| Records shown |
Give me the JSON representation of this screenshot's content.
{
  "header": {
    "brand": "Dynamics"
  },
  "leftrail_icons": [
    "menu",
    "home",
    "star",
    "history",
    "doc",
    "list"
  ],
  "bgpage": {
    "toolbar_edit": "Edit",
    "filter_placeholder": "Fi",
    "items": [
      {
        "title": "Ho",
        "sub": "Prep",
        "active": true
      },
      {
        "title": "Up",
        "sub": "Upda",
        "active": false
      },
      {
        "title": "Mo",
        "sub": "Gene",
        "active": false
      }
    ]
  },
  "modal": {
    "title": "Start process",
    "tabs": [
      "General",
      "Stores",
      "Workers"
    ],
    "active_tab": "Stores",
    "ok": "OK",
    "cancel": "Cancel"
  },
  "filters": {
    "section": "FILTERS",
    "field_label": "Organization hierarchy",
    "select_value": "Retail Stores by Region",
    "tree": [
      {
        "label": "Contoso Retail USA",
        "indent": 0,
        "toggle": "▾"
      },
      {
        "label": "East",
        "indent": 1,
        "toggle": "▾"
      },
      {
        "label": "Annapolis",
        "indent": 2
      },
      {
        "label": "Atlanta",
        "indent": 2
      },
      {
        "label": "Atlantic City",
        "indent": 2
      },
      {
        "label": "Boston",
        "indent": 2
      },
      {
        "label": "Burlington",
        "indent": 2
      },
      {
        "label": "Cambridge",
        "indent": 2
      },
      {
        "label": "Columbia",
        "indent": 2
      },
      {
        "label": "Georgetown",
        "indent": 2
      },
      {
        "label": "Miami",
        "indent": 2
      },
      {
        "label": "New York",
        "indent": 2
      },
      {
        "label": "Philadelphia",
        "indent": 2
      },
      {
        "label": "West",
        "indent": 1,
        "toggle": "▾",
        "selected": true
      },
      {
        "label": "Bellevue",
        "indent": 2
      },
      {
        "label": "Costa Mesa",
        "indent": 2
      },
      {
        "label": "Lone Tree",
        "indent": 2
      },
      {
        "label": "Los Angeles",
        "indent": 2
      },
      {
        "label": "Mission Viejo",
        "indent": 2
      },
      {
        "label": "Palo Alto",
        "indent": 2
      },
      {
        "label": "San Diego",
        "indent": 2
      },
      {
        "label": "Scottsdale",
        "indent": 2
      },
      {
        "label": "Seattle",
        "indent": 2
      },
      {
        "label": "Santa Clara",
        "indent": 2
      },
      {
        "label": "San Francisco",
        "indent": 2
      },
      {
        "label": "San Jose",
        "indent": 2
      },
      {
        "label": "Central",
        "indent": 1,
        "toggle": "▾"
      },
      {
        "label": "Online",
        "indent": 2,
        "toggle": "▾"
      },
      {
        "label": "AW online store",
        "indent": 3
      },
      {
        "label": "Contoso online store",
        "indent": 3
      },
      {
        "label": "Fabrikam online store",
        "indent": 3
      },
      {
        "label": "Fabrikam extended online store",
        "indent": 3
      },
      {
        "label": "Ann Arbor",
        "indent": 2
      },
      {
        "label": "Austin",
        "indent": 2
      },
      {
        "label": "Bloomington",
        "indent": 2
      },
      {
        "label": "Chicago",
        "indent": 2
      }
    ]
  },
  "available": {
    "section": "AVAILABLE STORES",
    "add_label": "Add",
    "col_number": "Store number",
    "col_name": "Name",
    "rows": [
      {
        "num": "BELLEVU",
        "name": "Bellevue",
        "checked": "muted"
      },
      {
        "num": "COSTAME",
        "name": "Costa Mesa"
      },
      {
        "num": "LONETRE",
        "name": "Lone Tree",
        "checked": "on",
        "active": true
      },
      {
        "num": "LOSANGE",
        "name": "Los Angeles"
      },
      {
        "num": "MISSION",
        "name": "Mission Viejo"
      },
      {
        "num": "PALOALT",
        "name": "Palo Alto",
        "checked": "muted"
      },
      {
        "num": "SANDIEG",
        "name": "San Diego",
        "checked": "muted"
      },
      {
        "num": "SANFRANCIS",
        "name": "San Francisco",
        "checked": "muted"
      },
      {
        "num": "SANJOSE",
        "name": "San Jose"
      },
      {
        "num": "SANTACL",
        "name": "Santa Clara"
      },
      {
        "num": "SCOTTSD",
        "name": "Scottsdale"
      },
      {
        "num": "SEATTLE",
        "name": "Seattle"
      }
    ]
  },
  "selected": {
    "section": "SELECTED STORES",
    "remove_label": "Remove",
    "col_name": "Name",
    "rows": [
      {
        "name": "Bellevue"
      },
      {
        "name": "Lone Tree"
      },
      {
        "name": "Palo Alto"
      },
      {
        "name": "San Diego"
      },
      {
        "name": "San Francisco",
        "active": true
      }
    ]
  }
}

| Job |
Reproduce the listing shown above in its entirety, exactly.

| Response to the exercise |
Give me the JSON representation of this screenshot's content.
{
  "header": {
    "brand": "Dynamics"
  },
  "leftrail_icons": [
    "menu",
    "home",
    "star",
    "history",
    "doc",
    "list"
  ],
  "bgpage": {
    "toolbar_edit": "Edit",
    "filter_placeholder": "Fi",
    "items": [
      {
        "title": "Ho",
        "sub": "Prep",
        "active": true
      },
      {
        "title": "Up",
        "sub": "Upda",
        "active": false
      },
      {
        "title": "Mo",
        "sub": "Gene",
        "active": false
      }
    ]
  },
  "modal": {
    "title": "Start process",
    "tabs": [
      "General",
      "Stores",
      "Workers"
    ],
    "active_tab": "Stores",
    "ok": "OK",
    "cancel": "Cancel"
  },
  "filters": {
    "section": "FILTERS",
    "field_label": "Organization hierarchy",
    "select_value": "Retail Stores by Region",
    "tree": [
      {
        "label": "Contoso Retail USA",
        "indent": 0,
        "toggle": "▾"
      },
      {
        "label": "East",
        "indent": 1,
        "toggle": "▾"
      },
      {
        "label": "Annapolis",
        "indent": 2
      },
      {
        "label": "Atlanta",
        "indent": 2
      },
      {
        "label": "Atlantic City",
        "indent": 2
      },
      {
        "label": "Boston",
        "indent": 2
      },
      {
        "label": "Burlington",
        "indent": 2
      },
      {
        "label": "Cambridge",
        "indent": 2
      },
      {
        "label": "Columbia",
        "indent": 2
      },
      {
        "label": "Georgetown",
        "indent": 2
      },
      {
        "label": "Miami",
        "indent": 2
      },
      {
        "label": "New York",
        "indent": 2
      },
      {
        "label": "Philadelphia",
        "indent": 2
      },
      {
        "label": "West",
        "indent": 1,
        "toggle": "▾",
        "selected": true
      },
      {
        "label": "Bellevue",
        "indent": 2
      },
      {
        "label": "Costa Mesa",
        "indent": 2
      },
      {
        "label": "Lone Tree",
        "indent": 2
      },
      {
        "label": "Los Angeles",
        "indent": 2
      },
      {
        "label": "Mission Viejo",
        "indent": 2
      },
      {
        "label": "Palo Alto",
        "indent": 2
      },
      {
        "label": "San Diego",
        "indent": 2
      },
      {
        "label": "Scottsdale",
        "indent": 2
      },
      {
        "label": "Seattle",
        "indent": 2
      },
      {
        "label": "Santa Clara",
        "indent": 2
      },
      {
        "label": "San Francisco",
        "indent": 2
      },
      {
        "label": "San Jose",
        "indent": 2
      },
      {
        "label": "Central",
        "indent": 1,
        "toggle": "▾"
      },
      {
        "label": "Online",
        "indent": 2,
        "toggle": "▾"
      },
      {
        "label": "AW online store",
        "indent": 3
      },
      {
        "label": "Contoso online store",
        "indent": 3
      },
      {
        "label": "Fabrikam online store",
        "indent": 3
      },
      {
        "label": "Fabrikam extended online store",
        "indent": 3
      },
      {
        "label": "Ann Arbor",
        "indent": 2
      },
      {
        "label": "Austin",
        "indent": 2
      },
      {
        "label": "Bloomington",
        "indent": 2
      },
      {
        "label": "Chicago",
        "indent": 2
      }
    ]
  },
  "available": {
    "section": "AVAILABLE STORES",
    "add_label": "Add",
    "col_number": "Store number",
    "col_name": "Name",
    "rows": [
      {
        "num": "BELLEVU",
        "name": "Bellevue",
        "checked": "muted"
      },
      {
        "num": "COSTAME",
        "name": "Costa Mesa"
      },
      {
        "num": "LONETRE",
        "name": "Lone Tree",
        "checked": "on",
        "active": true
      },
      {
        "num": "LOSANGE",
        "name": "Los Angeles"
      },
      {
        "num": "MISSION",
        "name": "Mission Viejo"
      },
      {
        "num": "PALOALT",
        "name": "Palo Alto",
        "checked": "muted"
      },
      {
        "num": "SANDIEG",
        "name": "San Diego",
        "checked": "muted"
      },
      {
        "num": "SANFRANCIS",
        "name": "San Francisco",
        "checked": "muted"
      },
      {
        "num": "SANJOSE",
        "name": "San Jose"
      },
      {
        "num": "SANTACL",
        "name": "Santa Clara"
      },
      {
        "num": "SCOTTSD",
        "name": "Scottsdale"
      },
      {
        "num": "SEATTLE",
        "name": "Seattle"
      }
    ]
  },
  "selected": {
    "section": "SELECTED STORES",
    "remove_label": "Remove",
    "col_name": "Name",
    "rows": [
      {
        "name": "Bellevue"
      },
      {
        "name": "Lone Tree"
      },
      {
        "name": "Palo Alto"
      },
      {
        "name": "San Diego"
      },
      {
        "name": "San Francisco",
        "active": true
      }
    ]
  }
}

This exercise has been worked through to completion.